Exercise aim → Pictures stay out of the copy; restate everything else in the material exactly.

Source data

⁂

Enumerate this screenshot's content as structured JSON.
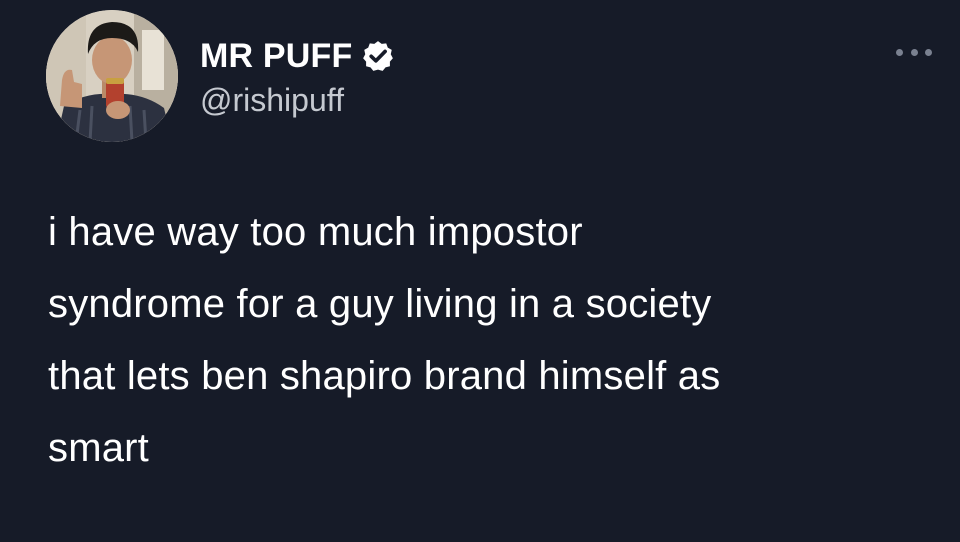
{
  "author": {
    "display_name": "MR PUFF",
    "handle": "@rishipuff",
    "verified": true
  },
  "tweet": {
    "text": "i have way too much impostor\nsyndrome for a guy living in a society\nthat lets ben shapiro brand himself as\nsmart"
  },
  "icons": {
    "verified": "verified-badge-icon",
    "more": "more-options-icon"
  },
  "colors": {
    "background": "#161b28",
    "text": "#ffffff",
    "handle": "#c5c9d0"
  }
}
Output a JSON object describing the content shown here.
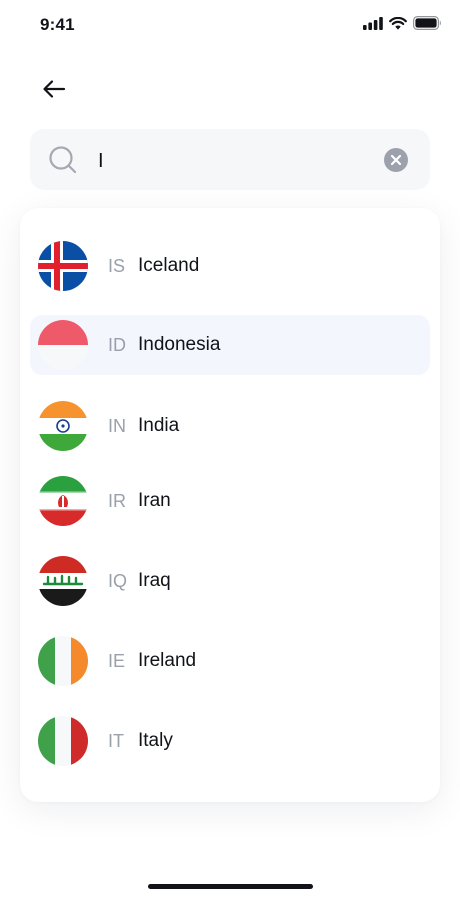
{
  "status_bar": {
    "time": "9:41"
  },
  "search": {
    "query": "I"
  },
  "countries": [
    {
      "code": "IS",
      "name": "Iceland",
      "flag": "iceland-flag"
    },
    {
      "code": "ID",
      "name": "Indonesia",
      "flag": "indonesia-flag",
      "selected": true
    },
    {
      "code": "IN",
      "name": "India",
      "flag": "india-flag"
    },
    {
      "code": "IR",
      "name": "Iran",
      "flag": "iran-flag"
    },
    {
      "code": "IQ",
      "name": "Iraq",
      "flag": "iraq-flag"
    },
    {
      "code": "IE",
      "name": "Ireland",
      "flag": "ireland-flag"
    },
    {
      "code": "IT",
      "name": "Italy",
      "flag": "italy-flag"
    }
  ],
  "colors": {
    "selected_row": "#f3f6fd",
    "code_text": "#9aa0ab",
    "text": "#111318"
  }
}
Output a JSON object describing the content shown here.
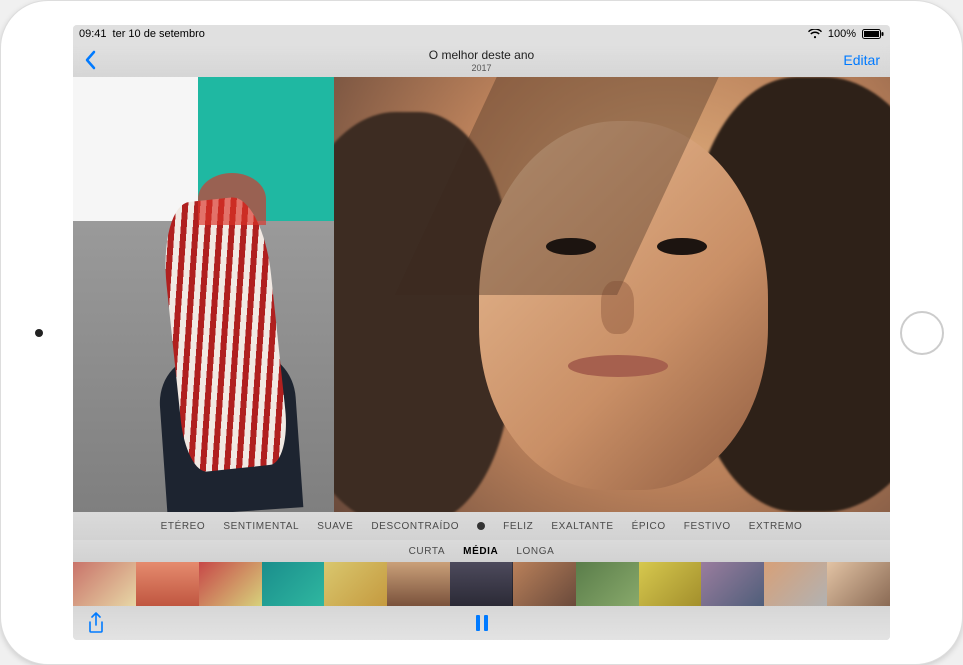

⁂

Correct response →
Enumerate this screenshot's content as structured JSON.
{
  "author": {
    "display_name": "MR PUFF",
    "handle": "@rishipuff",
    "verified": true
  },
  "tweet": {
    "text": "i have way too much impostor\nsyndrome for a guy living in a society\nthat lets ben shapiro brand himself as\nsmart"
  },
  "icons": {
    "verified": "verified-badge-icon",
    "more": "more-options-icon"
  },
  "colors": {
    "background": "#161b28",
    "text": "#ffffff",
    "handle": "#c5c9d0"
  }
}
Output a JSON object describing the content shown here.
{
  "status_bar": {
    "time": "9:41"
  },
  "search": {
    "query": "I"
  },
  "countries": [
    {
      "code": "IS",
      "name": "Iceland",
      "flag": "iceland-flag"
    },
    {
      "code": "ID",
      "name": "Indonesia",
      "flag": "indonesia-flag",
      "selected": true
    },
    {
      "code": "IN",
      "name": "India",
      "flag": "india-flag"
    },
    {
      "code": "IR",
      "name": "Iran",
      "flag": "iran-flag"
    },
    {
      "code": "IQ",
      "name": "Iraq",
      "flag": "iraq-flag"
    },
    {
      "code": "IE",
      "name": "Ireland",
      "flag": "ireland-flag"
    },
    {
      "code": "IT",
      "name": "Italy",
      "flag": "italy-flag"
    }
  ],
  "colors": {
    "selected_row": "#f3f6fd",
    "code_text": "#9aa0ab",
    "text": "#111318"
  }
}
Output a JSON object describing the content shown here.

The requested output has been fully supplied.